-- Do this --
In your copy, leave out the pictures and repeat the entries below exactly.

-- Start --

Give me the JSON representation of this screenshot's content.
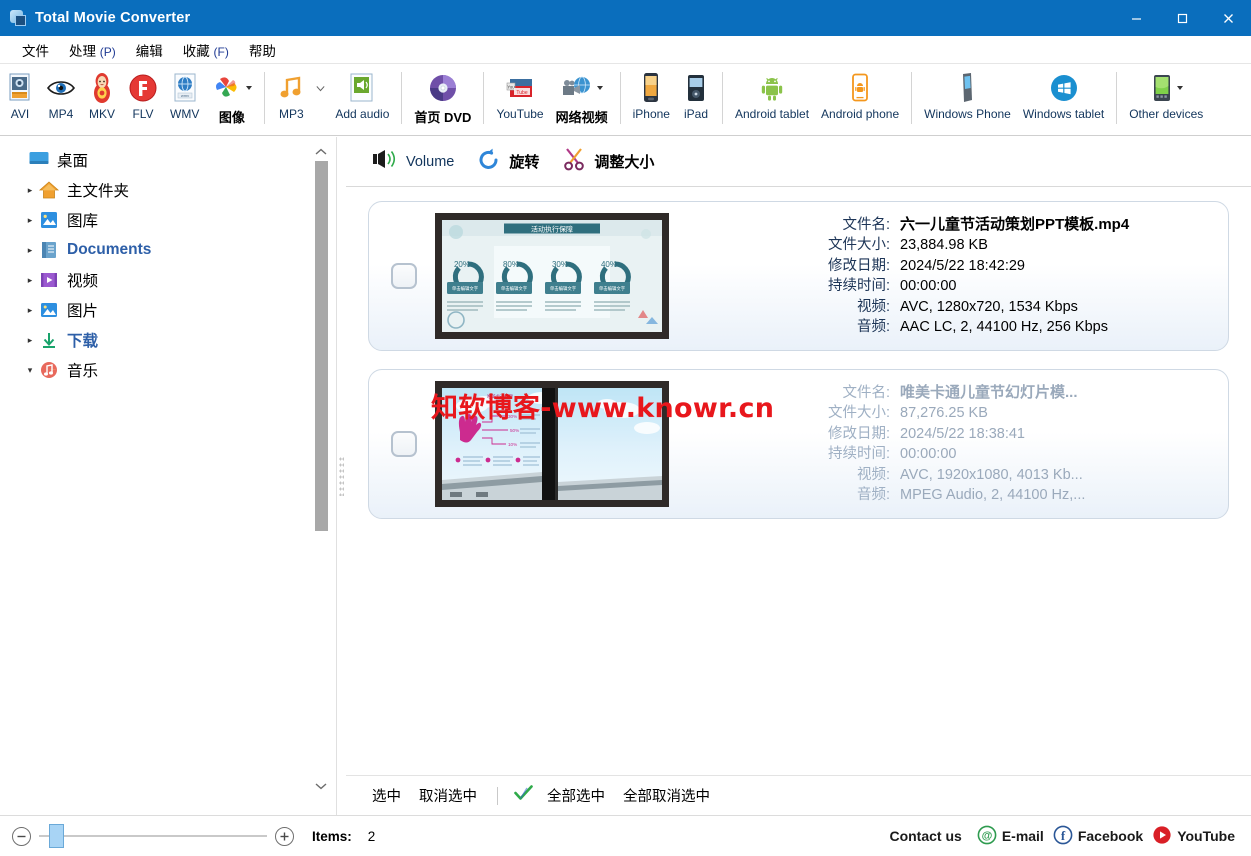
{
  "window": {
    "title": "Total Movie Converter",
    "icon": "app-icon",
    "controls": {
      "minimize": "─",
      "maximize": "□",
      "close": "✕"
    }
  },
  "menu": {
    "items": [
      {
        "label": "文件",
        "mnemonic": ""
      },
      {
        "label": "处理",
        "mnemonic": "(P)"
      },
      {
        "label": "编辑",
        "mnemonic": ""
      },
      {
        "label": "收藏",
        "mnemonic": "(F)"
      },
      {
        "label": "帮助",
        "mnemonic": ""
      }
    ]
  },
  "toolbar": {
    "buttons": [
      {
        "label": "AVI",
        "icon": "avi-file-icon",
        "cn": false,
        "dropdown": false
      },
      {
        "label": "MP4",
        "icon": "eye-icon",
        "cn": false,
        "dropdown": false
      },
      {
        "label": "MKV",
        "icon": "matryoshka-icon",
        "cn": false,
        "dropdown": false
      },
      {
        "label": "FLV",
        "icon": "flash-icon",
        "cn": false,
        "dropdown": false
      },
      {
        "label": "WMV",
        "icon": "wmv-globe-icon",
        "cn": false,
        "dropdown": false
      },
      {
        "label": "图像",
        "icon": "photos-pinwheel-icon",
        "cn": true,
        "dropdown": true
      },
      {
        "label": "MP3",
        "icon": "music-note-icon",
        "cn": false,
        "dropdown": true
      },
      {
        "label": "Add audio",
        "icon": "add-audio-icon",
        "cn": false,
        "dropdown": false
      },
      {
        "label": "首页 DVD",
        "icon": "dvd-disc-icon",
        "cn": true,
        "dropdown": false
      },
      {
        "label": "YouTube",
        "icon": "youtube-icon",
        "cn": false,
        "dropdown": false
      },
      {
        "label": "网络视频",
        "icon": "web-video-icon",
        "cn": true,
        "dropdown": true
      },
      {
        "label": "iPhone",
        "icon": "iphone-icon",
        "cn": false,
        "dropdown": false
      },
      {
        "label": "iPad",
        "icon": "ipad-icon",
        "cn": false,
        "dropdown": false
      },
      {
        "label": "Android tablet",
        "icon": "android-tablet-icon",
        "cn": false,
        "dropdown": false
      },
      {
        "label": "Android phone",
        "icon": "android-phone-icon",
        "cn": false,
        "dropdown": false
      },
      {
        "label": "Windows Phone",
        "icon": "windows-phone-icon",
        "cn": false,
        "dropdown": false
      },
      {
        "label": "Windows tablet",
        "icon": "windows-tablet-icon",
        "cn": false,
        "dropdown": false
      },
      {
        "label": "Other devices",
        "icon": "other-devices-icon",
        "cn": false,
        "dropdown": true
      }
    ]
  },
  "sidebar": {
    "items": [
      {
        "label": "桌面",
        "icon": "desktop-icon",
        "arrow": "",
        "bold": false,
        "indent": 0
      },
      {
        "label": "主文件夹",
        "icon": "home-icon",
        "arrow": "▸",
        "bold": false,
        "indent": 1
      },
      {
        "label": "图库",
        "icon": "gallery-icon",
        "arrow": "▸",
        "bold": false,
        "indent": 1
      },
      {
        "label": "Documents",
        "icon": "documents-icon",
        "arrow": "▸",
        "bold": true,
        "indent": 1
      },
      {
        "label": "视频",
        "icon": "videos-icon",
        "arrow": "▸",
        "bold": false,
        "indent": 1
      },
      {
        "label": "图片",
        "icon": "pictures-icon",
        "arrow": "▸",
        "bold": false,
        "indent": 1
      },
      {
        "label": "下载",
        "icon": "downloads-icon",
        "arrow": "▸",
        "bold": true,
        "indent": 1
      },
      {
        "label": "音乐",
        "icon": "music-icon",
        "arrow": "▾",
        "bold": false,
        "indent": 1
      }
    ]
  },
  "edit_toolbar": {
    "buttons": [
      {
        "label": "Volume",
        "icon": "volume-icon",
        "cn": false
      },
      {
        "label": "旋转",
        "icon": "rotate-icon",
        "cn": true
      },
      {
        "label": "调整大小",
        "icon": "scissors-icon",
        "cn": true
      }
    ]
  },
  "file_list": {
    "labels": {
      "name": "文件名:",
      "size": "文件大小:",
      "modified": "修改日期:",
      "duration": "持续时间:",
      "video": "视频:",
      "audio": "音频:"
    },
    "items": [
      {
        "name": "六一儿童节活动策划PPT模板.mp4",
        "size": "23,884.98 KB",
        "modified": "2024/5/22 18:42:29",
        "duration": "00:00:00",
        "video": "AVC, 1280x720, 1534 Kbps",
        "audio": "AAC LC, 2, 44100 Hz, 256 Kbps",
        "checked": false,
        "dim": false,
        "thumb": "ppt-slide-donuts"
      },
      {
        "name": "唯美卡通儿童节幻灯片模...",
        "size": "87,276.25 KB",
        "modified": "2024/5/22 18:38:41",
        "duration": "00:00:00",
        "video": "AVC, 1920x1080, 4013 Kb...",
        "audio": "MPEG Audio, 2, 44100 Hz,...",
        "checked": false,
        "dim": true,
        "thumb": "ppt-slide-sky-hand"
      }
    ]
  },
  "watermark": {
    "text": "知软博客-www.knowr.cn",
    "color": "#e8171c"
  },
  "select_bar": {
    "select": "选中",
    "deselect": "取消选中",
    "select_all": "全部选中",
    "deselect_all": "全部取消选中",
    "check_icon": "check-icon"
  },
  "status_bar": {
    "zoom_out": "⊖",
    "zoom_in": "⊕",
    "items_label": "Items:",
    "items_count": "2",
    "contact_label": "Contact us",
    "links": [
      {
        "label": "E-mail",
        "icon": "email-icon",
        "color": "#2e9b4f"
      },
      {
        "label": "Facebook",
        "icon": "facebook-icon",
        "color": "#2b5797"
      },
      {
        "label": "YouTube",
        "icon": "youtube-icon",
        "color": "#d91f26"
      }
    ]
  },
  "thumb1": {
    "title": "活动执行保障",
    "donuts": [
      "20%",
      "80%",
      "30%",
      "40%"
    ],
    "button_label": "单击编辑文字"
  },
  "thumb2": {
    "percents": [
      "30%",
      "50%",
      "10%"
    ]
  },
  "colors": {
    "titlebar": "#0a6ebd",
    "accent": "#1a5fb4",
    "watermark": "#e8171c"
  }
}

-- End --

-- Output for this task --
Give me the JSON representation of this screenshot's content.
{
  "window": {
    "title": "Total Movie Converter",
    "icon": "app-icon",
    "controls": {
      "minimize": "─",
      "maximize": "□",
      "close": "✕"
    }
  },
  "menu": {
    "items": [
      {
        "label": "文件",
        "mnemonic": ""
      },
      {
        "label": "处理",
        "mnemonic": "(P)"
      },
      {
        "label": "编辑",
        "mnemonic": ""
      },
      {
        "label": "收藏",
        "mnemonic": "(F)"
      },
      {
        "label": "帮助",
        "mnemonic": ""
      }
    ]
  },
  "toolbar": {
    "buttons": [
      {
        "label": "AVI",
        "icon": "avi-file-icon",
        "cn": false,
        "dropdown": false
      },
      {
        "label": "MP4",
        "icon": "eye-icon",
        "cn": false,
        "dropdown": false
      },
      {
        "label": "MKV",
        "icon": "matryoshka-icon",
        "cn": false,
        "dropdown": false
      },
      {
        "label": "FLV",
        "icon": "flash-icon",
        "cn": false,
        "dropdown": false
      },
      {
        "label": "WMV",
        "icon": "wmv-globe-icon",
        "cn": false,
        "dropdown": false
      },
      {
        "label": "图像",
        "icon": "photos-pinwheel-icon",
        "cn": true,
        "dropdown": true
      },
      {
        "label": "MP3",
        "icon": "music-note-icon",
        "cn": false,
        "dropdown": true
      },
      {
        "label": "Add audio",
        "icon": "add-audio-icon",
        "cn": false,
        "dropdown": false
      },
      {
        "label": "首页 DVD",
        "icon": "dvd-disc-icon",
        "cn": true,
        "dropdown": false
      },
      {
        "label": "YouTube",
        "icon": "youtube-icon",
        "cn": false,
        "dropdown": false
      },
      {
        "label": "网络视频",
        "icon": "web-video-icon",
        "cn": true,
        "dropdown": true
      },
      {
        "label": "iPhone",
        "icon": "iphone-icon",
        "cn": false,
        "dropdown": false
      },
      {
        "label": "iPad",
        "icon": "ipad-icon",
        "cn": false,
        "dropdown": false
      },
      {
        "label": "Android tablet",
        "icon": "android-tablet-icon",
        "cn": false,
        "dropdown": false
      },
      {
        "label": "Android phone",
        "icon": "android-phone-icon",
        "cn": false,
        "dropdown": false
      },
      {
        "label": "Windows Phone",
        "icon": "windows-phone-icon",
        "cn": false,
        "dropdown": false
      },
      {
        "label": "Windows tablet",
        "icon": "windows-tablet-icon",
        "cn": false,
        "dropdown": false
      },
      {
        "label": "Other devices",
        "icon": "other-devices-icon",
        "cn": false,
        "dropdown": true
      }
    ]
  },
  "sidebar": {
    "items": [
      {
        "label": "桌面",
        "icon": "desktop-icon",
        "arrow": "",
        "bold": false,
        "indent": 0
      },
      {
        "label": "主文件夹",
        "icon": "home-icon",
        "arrow": "▸",
        "bold": false,
        "indent": 1
      },
      {
        "label": "图库",
        "icon": "gallery-icon",
        "arrow": "▸",
        "bold": false,
        "indent": 1
      },
      {
        "label": "Documents",
        "icon": "documents-icon",
        "arrow": "▸",
        "bold": true,
        "indent": 1
      },
      {
        "label": "视频",
        "icon": "videos-icon",
        "arrow": "▸",
        "bold": false,
        "indent": 1
      },
      {
        "label": "图片",
        "icon": "pictures-icon",
        "arrow": "▸",
        "bold": false,
        "indent": 1
      },
      {
        "label": "下载",
        "icon": "downloads-icon",
        "arrow": "▸",
        "bold": true,
        "indent": 1
      },
      {
        "label": "音乐",
        "icon": "music-icon",
        "arrow": "▾",
        "bold": false,
        "indent": 1
      }
    ]
  },
  "edit_toolbar": {
    "buttons": [
      {
        "label": "Volume",
        "icon": "volume-icon",
        "cn": false
      },
      {
        "label": "旋转",
        "icon": "rotate-icon",
        "cn": true
      },
      {
        "label": "调整大小",
        "icon": "scissors-icon",
        "cn": true
      }
    ]
  },
  "file_list": {
    "labels": {
      "name": "文件名:",
      "size": "文件大小:",
      "modified": "修改日期:",
      "duration": "持续时间:",
      "video": "视频:",
      "audio": "音频:"
    },
    "items": [
      {
        "name": "六一儿童节活动策划PPT模板.mp4",
        "size": "23,884.98 KB",
        "modified": "2024/5/22 18:42:29",
        "duration": "00:00:00",
        "video": "AVC, 1280x720, 1534 Kbps",
        "audio": "AAC LC, 2, 44100 Hz, 256 Kbps",
        "checked": false,
        "dim": false,
        "thumb": "ppt-slide-donuts"
      },
      {
        "name": "唯美卡通儿童节幻灯片模...",
        "size": "87,276.25 KB",
        "modified": "2024/5/22 18:38:41",
        "duration": "00:00:00",
        "video": "AVC, 1920x1080, 4013 Kb...",
        "audio": "MPEG Audio, 2, 44100 Hz,...",
        "checked": false,
        "dim": true,
        "thumb": "ppt-slide-sky-hand"
      }
    ]
  },
  "watermark": {
    "text": "知软博客-www.knowr.cn",
    "color": "#e8171c"
  },
  "select_bar": {
    "select": "选中",
    "deselect": "取消选中",
    "select_all": "全部选中",
    "deselect_all": "全部取消选中",
    "check_icon": "check-icon"
  },
  "status_bar": {
    "zoom_out": "⊖",
    "zoom_in": "⊕",
    "items_label": "Items:",
    "items_count": "2",
    "contact_label": "Contact us",
    "links": [
      {
        "label": "E-mail",
        "icon": "email-icon",
        "color": "#2e9b4f"
      },
      {
        "label": "Facebook",
        "icon": "facebook-icon",
        "color": "#2b5797"
      },
      {
        "label": "YouTube",
        "icon": "youtube-icon",
        "color": "#d91f26"
      }
    ]
  },
  "thumb1": {
    "title": "活动执行保障",
    "donuts": [
      "20%",
      "80%",
      "30%",
      "40%"
    ],
    "button_label": "单击编辑文字"
  },
  "thumb2": {
    "percents": [
      "30%",
      "50%",
      "10%"
    ]
  },
  "colors": {
    "titlebar": "#0a6ebd",
    "accent": "#1a5fb4",
    "watermark": "#e8171c"
  }
}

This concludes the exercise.